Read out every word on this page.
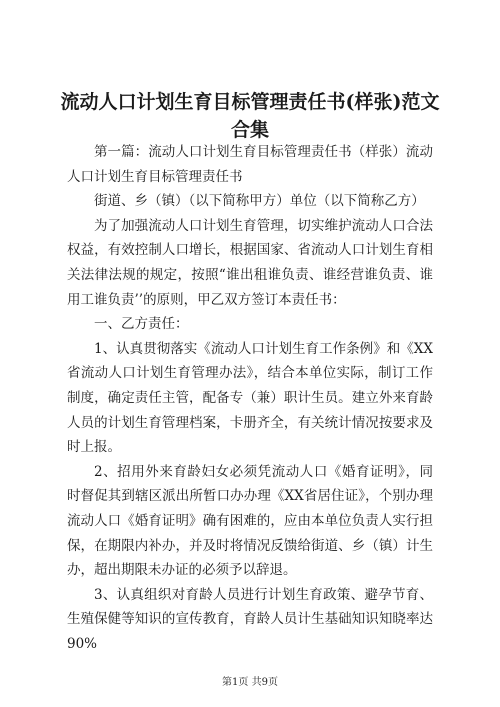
流动人口计划生育目标管理责任书(样张)范文合集

第一篇：流动人口计划生育目标管理责任书（样张）流动人口计划生育目标管理责任书

街道、乡（镇）（以下简称甲方）单位（以下简称乙方）

为了加强流动人口计划生育管理，切实维护流动人口合法权益，有效控制人口增长，根据国家、省流动人口计划生育相关法律法规的规定，按照“谁出租谁负责、谁经营谁负责、谁用工谁负责’’的原则，甲乙双方签订本责任书：

一、乙方责任：

1、认真贯彻落实《流动人口计划生育工作条例》和《XX省流动人口计划生育管理办法》，结合本单位实际，制订工作制度，确定责任主管，配备专（兼）职计生员。建立外来育龄人员的计划生育管理档案，卡册齐全，有关统计情况按要求及时上报。

2、招用外来育龄妇女必须凭流动人口《婚育证明》，同时督促其到辖区派出所暂口办办理《XX省居住证》，个别办理流动人口《婚育证明》确有困难的，应由本单位负责人实行担保，在期限内补办，并及时将情况反馈给街道、乡（镇）计生办，超出期限未办证的必须予以辞退。

3、认真组织对育龄人员进行计划生育政策、避孕节育、生殖保健等知识的宣传教育，育龄人员计生基础知识知晓率达90%

第1页 共9页
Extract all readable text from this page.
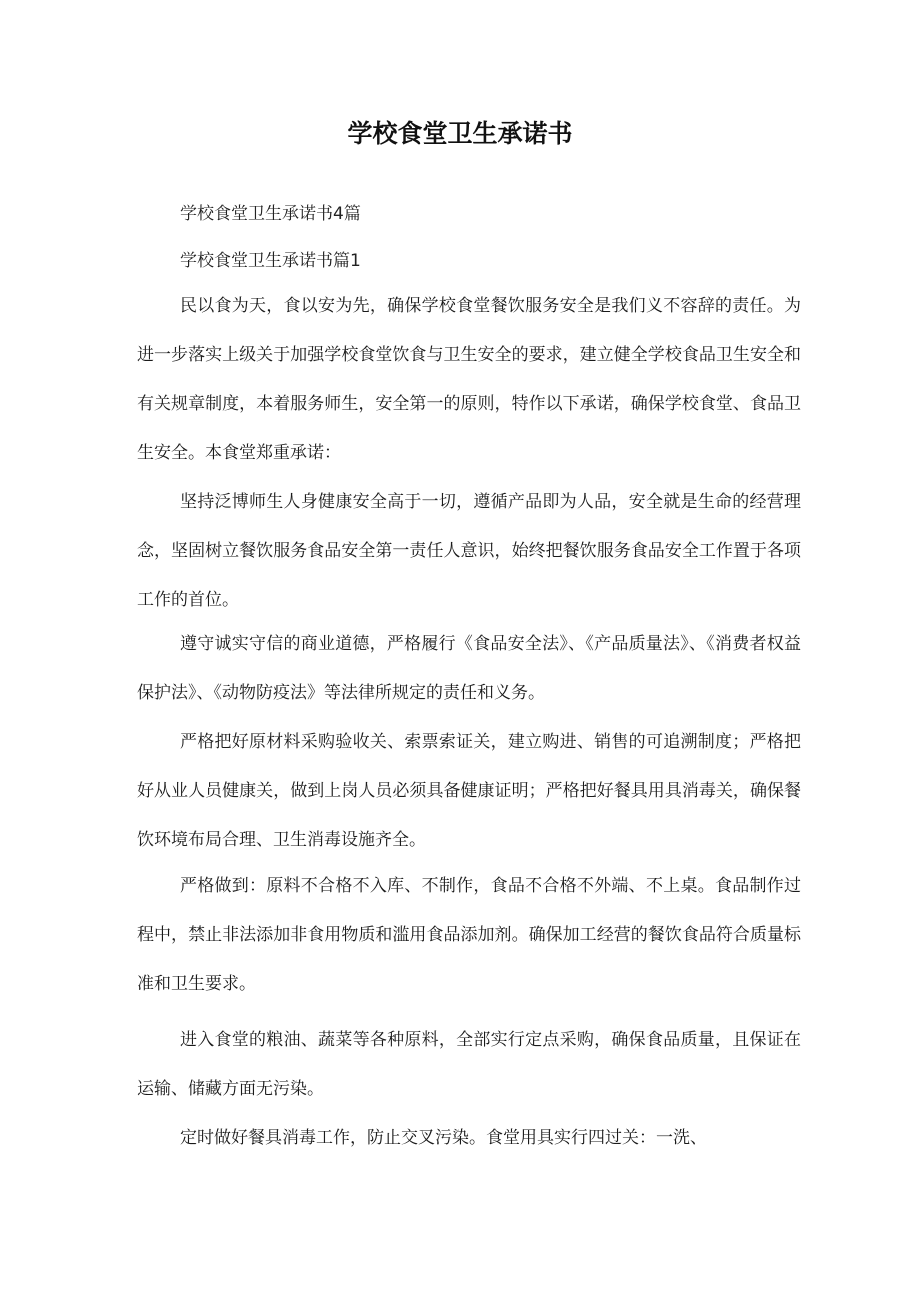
学校食堂卫生承诺书
学校食堂卫生承诺书4篇
学校食堂卫生承诺书篇1

民以食为天，食以安为先，确保学校食堂餐饮服务安全是我们义不容辞的责任。为进一步落实上级关于加强学校食堂饮食与卫生安全的要求，建立健全学校食品卫生安全和有关规章制度，本着服务师生，安全第一的原则，特作以下承诺，确保学校食堂、食品卫生安全。本食堂郑重承诺：

坚持泛博师生人身健康安全高于一切，遵循产品即为人品，安全就是生命的经营理念，坚固树立餐饮服务食品安全第一责任人意识，始终把餐饮服务食品安全工作置于各项工作的首位。

遵守诚实守信的商业道德，严格履行《食品安全法》、《产品质量法》、《消费者权益保护法》、《动物防疫法》等法律所规定的责任和义务。

严格把好原材料采购验收关、索票索证关，建立购进、销售的可追溯制度；严格把好从业人员健康关，做到上岗人员必须具备健康证明；严格把好餐具用具消毒关，确保餐饮环境布局合理、卫生消毒设施齐全。

严格做到：原料不合格不入库、不制作，食品不合格不外端、不上桌。食品制作过程中，禁止非法添加非食用物质和滥用食品添加剂。确保加工经营的餐饮食品符合质量标准和卫生要求。

进入食堂的粮油、蔬菜等各种原料，全部实行定点采购，确保食品质量，且保证在运输、储藏方面无污染。

定时做好餐具消毒工作，防止交叉污染。食堂用具实行四过关：一洗、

• **Work required**
Transcribe each entry above exactly, apart from the pictures.

• **Full solution**
Read out every word on this page.
流动人口计划生育目标管理责任书(样张)范文合集

第一篇：流动人口计划生育目标管理责任书（样张）流动人口计划生育目标管理责任书

街道、乡（镇）（以下简称甲方）单位（以下简称乙方）

为了加强流动人口计划生育管理，切实维护流动人口合法权益，有效控制人口增长，根据国家、省流动人口计划生育相关法律法规的规定，按照“谁出租谁负责、谁经营谁负责、谁用工谁负责’’的原则，甲乙双方签订本责任书：

一、乙方责任：

1、认真贯彻落实《流动人口计划生育工作条例》和《XX省流动人口计划生育管理办法》，结合本单位实际，制订工作制度，确定责任主管，配备专（兼）职计生员。建立外来育龄人员的计划生育管理档案，卡册齐全，有关统计情况按要求及时上报。

2、招用外来育龄妇女必须凭流动人口《婚育证明》，同时督促其到辖区派出所暂口办办理《XX省居住证》，个别办理流动人口《婚育证明》确有困难的，应由本单位负责人实行担保，在期限内补办，并及时将情况反馈给街道、乡（镇）计生办，超出期限未办证的必须予以辞退。

3、认真组织对育龄人员进行计划生育政策、避孕节育、生殖保健等知识的宣传教育，育龄人员计生基础知识知晓率达90%

第1页 共9页
Extract all readable text from this page.
学校食堂卫生承诺书
学校食堂卫生承诺书4篇
学校食堂卫生承诺书篇1

民以食为天，食以安为先，确保学校食堂餐饮服务安全是我们义不容辞的责任。为进一步落实上级关于加强学校食堂饮食与卫生安全的要求，建立健全学校食品卫生安全和有关规章制度，本着服务师生，安全第一的原则，特作以下承诺，确保学校食堂、食品卫生安全。本食堂郑重承诺：

坚持泛博师生人身健康安全高于一切，遵循产品即为人品，安全就是生命的经营理念，坚固树立餐饮服务食品安全第一责任人意识，始终把餐饮服务食品安全工作置于各项工作的首位。

遵守诚实守信的商业道德，严格履行《食品安全法》、《产品质量法》、《消费者权益保护法》、《动物防疫法》等法律所规定的责任和义务。

严格把好原材料采购验收关、索票索证关，建立购进、销售的可追溯制度；严格把好从业人员健康关，做到上岗人员必须具备健康证明；严格把好餐具用具消毒关，确保餐饮环境布局合理、卫生消毒设施齐全。

严格做到：原料不合格不入库、不制作，食品不合格不外端、不上桌。食品制作过程中，禁止非法添加非食用物质和滥用食品添加剂。确保加工经营的餐饮食品符合质量标准和卫生要求。

进入食堂的粮油、蔬菜等各种原料，全部实行定点采购，确保食品质量，且保证在运输、储藏方面无污染。

定时做好餐具消毒工作，防止交叉污染。食堂用具实行四过关：一洗、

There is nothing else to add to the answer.